EXTRAIT RETENU:
Derborence ne déroge pas au rendez-vous. Ce nom sonne comme une fleur de printemps.
J'ai la chance d'avoir découvert au sein de ma médiathèque préférée l'oeuvre complète de Ferdinand Ramuz dans La Pléiade.
Je m'y nourri comme un oiseau picorant et inspiré.
Ce texte est splendide.
Un jour, ce n'est pas le ciel qui s'effondre, mais les Diablerets sur la vallée. Ramuz s'est inspiré d'un fait réel remontant au XVIIIe siècle pour dire la même chose.
Il paraît que la foi déplace les montagnes. Moi, je pense que l'amour aussi. Ici en quelque sorte la montagne s'est déplacée, effondrée même, certains y ont même vu ce jour-là, ou disons plus tard, la main d'une décision céleste...
Des tonnes de pierres qui dégringolent sur des personnes, je ne sais pas saisir la différence entre une vague qui se ploie sur le nageur et l'empêche brusquement de respirer et une montagne qui se déverse sur le pan d'une vallée...

CONSIGNES À SUIVRE:
**1.** Répondez aux questions suivantes sur l'extrait consacré à Derborence :
(a) Où l'œuvre complète de Ferdinand Ramuz a-t-elle été découverte ?
(b) Quelles montagnes s'effondrent sur la vallée ?
(c) De quel siècle date le fait réel dont Ramuz s'est inspiré ?
**2.** Recopiez le passage de l'extrait consacré à Derborence compris entre « Derborence ne déroge » et « picorant et inspiré. », inclus.

ENTRÉES DE DONNÉES:
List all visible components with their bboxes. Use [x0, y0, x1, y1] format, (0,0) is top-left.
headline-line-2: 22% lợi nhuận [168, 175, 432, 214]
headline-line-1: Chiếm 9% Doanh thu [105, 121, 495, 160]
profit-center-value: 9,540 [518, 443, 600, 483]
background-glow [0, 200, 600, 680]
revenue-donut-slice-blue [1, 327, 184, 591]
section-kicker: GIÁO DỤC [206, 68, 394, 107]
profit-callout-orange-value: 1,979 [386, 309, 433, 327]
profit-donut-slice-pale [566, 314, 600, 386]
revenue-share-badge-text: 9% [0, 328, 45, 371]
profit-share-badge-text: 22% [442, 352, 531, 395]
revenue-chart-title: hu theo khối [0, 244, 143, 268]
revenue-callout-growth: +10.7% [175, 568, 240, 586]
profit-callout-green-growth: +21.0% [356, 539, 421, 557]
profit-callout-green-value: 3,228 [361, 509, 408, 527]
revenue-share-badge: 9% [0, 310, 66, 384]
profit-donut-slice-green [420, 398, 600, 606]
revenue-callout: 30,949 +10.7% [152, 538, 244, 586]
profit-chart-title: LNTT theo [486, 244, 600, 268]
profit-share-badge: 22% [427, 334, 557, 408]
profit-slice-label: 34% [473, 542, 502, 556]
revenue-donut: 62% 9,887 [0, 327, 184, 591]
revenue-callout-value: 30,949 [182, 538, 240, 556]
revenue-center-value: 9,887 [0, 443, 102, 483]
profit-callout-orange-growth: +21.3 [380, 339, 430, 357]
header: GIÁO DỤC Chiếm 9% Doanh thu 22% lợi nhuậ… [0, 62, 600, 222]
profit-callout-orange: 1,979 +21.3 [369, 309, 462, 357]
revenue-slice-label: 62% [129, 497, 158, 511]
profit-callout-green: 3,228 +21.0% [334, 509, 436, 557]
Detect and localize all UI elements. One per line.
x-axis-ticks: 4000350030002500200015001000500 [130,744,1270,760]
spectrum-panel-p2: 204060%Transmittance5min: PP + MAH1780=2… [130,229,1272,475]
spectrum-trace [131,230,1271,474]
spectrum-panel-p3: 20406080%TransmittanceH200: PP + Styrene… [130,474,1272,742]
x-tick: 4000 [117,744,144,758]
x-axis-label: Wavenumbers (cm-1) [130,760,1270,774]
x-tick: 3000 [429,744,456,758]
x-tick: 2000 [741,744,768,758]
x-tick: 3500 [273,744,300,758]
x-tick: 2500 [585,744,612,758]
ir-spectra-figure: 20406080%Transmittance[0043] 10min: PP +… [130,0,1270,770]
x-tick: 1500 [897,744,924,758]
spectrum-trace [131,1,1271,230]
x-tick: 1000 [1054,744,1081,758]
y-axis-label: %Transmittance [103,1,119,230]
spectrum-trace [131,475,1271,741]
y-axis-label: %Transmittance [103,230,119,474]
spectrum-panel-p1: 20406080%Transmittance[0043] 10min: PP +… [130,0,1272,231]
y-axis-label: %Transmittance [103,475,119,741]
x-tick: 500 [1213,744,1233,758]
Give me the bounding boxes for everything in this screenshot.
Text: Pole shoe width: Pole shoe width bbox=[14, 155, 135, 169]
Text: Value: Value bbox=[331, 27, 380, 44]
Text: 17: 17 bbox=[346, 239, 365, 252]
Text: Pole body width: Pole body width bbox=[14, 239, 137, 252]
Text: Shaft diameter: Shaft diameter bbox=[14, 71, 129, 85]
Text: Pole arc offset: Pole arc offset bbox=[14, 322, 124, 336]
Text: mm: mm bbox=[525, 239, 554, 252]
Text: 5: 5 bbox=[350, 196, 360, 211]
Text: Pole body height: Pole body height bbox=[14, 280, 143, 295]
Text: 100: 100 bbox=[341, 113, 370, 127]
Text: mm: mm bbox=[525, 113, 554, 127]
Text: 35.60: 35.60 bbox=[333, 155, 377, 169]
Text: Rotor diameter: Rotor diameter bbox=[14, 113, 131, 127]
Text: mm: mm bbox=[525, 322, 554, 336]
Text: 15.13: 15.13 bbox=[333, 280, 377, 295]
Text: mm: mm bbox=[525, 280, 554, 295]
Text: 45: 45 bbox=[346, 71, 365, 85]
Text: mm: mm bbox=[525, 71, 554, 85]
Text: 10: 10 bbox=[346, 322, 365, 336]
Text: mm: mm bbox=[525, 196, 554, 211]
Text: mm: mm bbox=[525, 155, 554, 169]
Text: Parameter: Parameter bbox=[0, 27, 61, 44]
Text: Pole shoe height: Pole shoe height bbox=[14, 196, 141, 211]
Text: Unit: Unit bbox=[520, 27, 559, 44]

RÉPONSES PAR CONSIGNE:
**1.**
(a) Dans la médiathèque préférée de la personne qui écrit, dans La Pléiade.
(b) Les Diablerets.
(c) Du XVIIIe siècle.

**2.**
Derborence ne déroge pas au rendez-vous. Ce nom sonne comme une fleur de printemps.
J'ai la chance d'avoir découvert au sein de ma médiathèque préférée l'oeuvre complète de Ferdinand Ramuz dans La Pléiade.
Je m'y nourri comme un oiseau picorant et inspiré.